### SHORT EXERCISE
Nothing may be dropped or altered: reproduce all the data.

### ENTRIES PROVIDED
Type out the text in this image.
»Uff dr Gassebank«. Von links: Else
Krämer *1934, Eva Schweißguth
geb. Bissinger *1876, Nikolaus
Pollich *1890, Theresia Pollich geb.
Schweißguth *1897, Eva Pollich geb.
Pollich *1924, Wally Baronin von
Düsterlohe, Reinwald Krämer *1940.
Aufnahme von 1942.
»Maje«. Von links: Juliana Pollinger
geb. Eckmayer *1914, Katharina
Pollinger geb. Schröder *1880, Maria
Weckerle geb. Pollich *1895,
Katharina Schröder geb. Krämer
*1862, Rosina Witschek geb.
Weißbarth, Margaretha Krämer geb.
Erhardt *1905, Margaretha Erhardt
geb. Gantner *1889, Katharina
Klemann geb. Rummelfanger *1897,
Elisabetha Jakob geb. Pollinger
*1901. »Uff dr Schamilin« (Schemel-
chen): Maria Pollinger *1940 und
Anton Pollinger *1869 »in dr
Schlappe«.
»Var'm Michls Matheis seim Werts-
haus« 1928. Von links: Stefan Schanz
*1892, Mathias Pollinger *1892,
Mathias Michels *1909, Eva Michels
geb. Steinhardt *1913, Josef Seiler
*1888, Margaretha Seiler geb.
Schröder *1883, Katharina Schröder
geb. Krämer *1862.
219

### ANSWER TO THE TASK
Type out the text in this image.
»Uff dr Gassebank«. Von links: Else
Krämer *1934, Eva Schweißguth
geb. Bissinger *1876, Nikolaus
Pollich *1890, Theresia Pollich geb.
Schweißguth *1897, Eva Pollich geb.
Pollich *1924, Wally Baronin von
Düsterlohe, Reinwald Krämer *1940.
Aufnahme von 1942.
»Maje«. Von links: Juliana Pollinger
geb. Eckmayer *1914, Katharina
Pollinger geb. Schröder *1880, Maria
Weckerle geb. Pollich *1895,
Katharina Schröder geb. Krämer
*1862, Rosina Witschek geb.
Weißbarth, Margaretha Krämer geb.
Erhardt *1905, Margaretha Erhardt
geb. Gantner *1889, Katharina
Klemann geb. Rummelfanger *1897,
Elisabetha Jakob geb. Pollinger
*1901. »Uff dr Schamilin« (Schemel-
chen): Maria Pollinger *1940 und
Anton Pollinger *1869 »in dr
Schlappe«.
»Var'm Michls Matheis seim Werts-
haus« 1928. Von links: Stefan Schanz
*1892, Mathias Pollinger *1892,
Mathias Michels *1909, Eva Michels
geb. Steinhardt *1913, Josef Seiler
*1888, Margaretha Seiler geb.
Schröder *1883, Katharina Schröder
geb. Krämer *1862.
219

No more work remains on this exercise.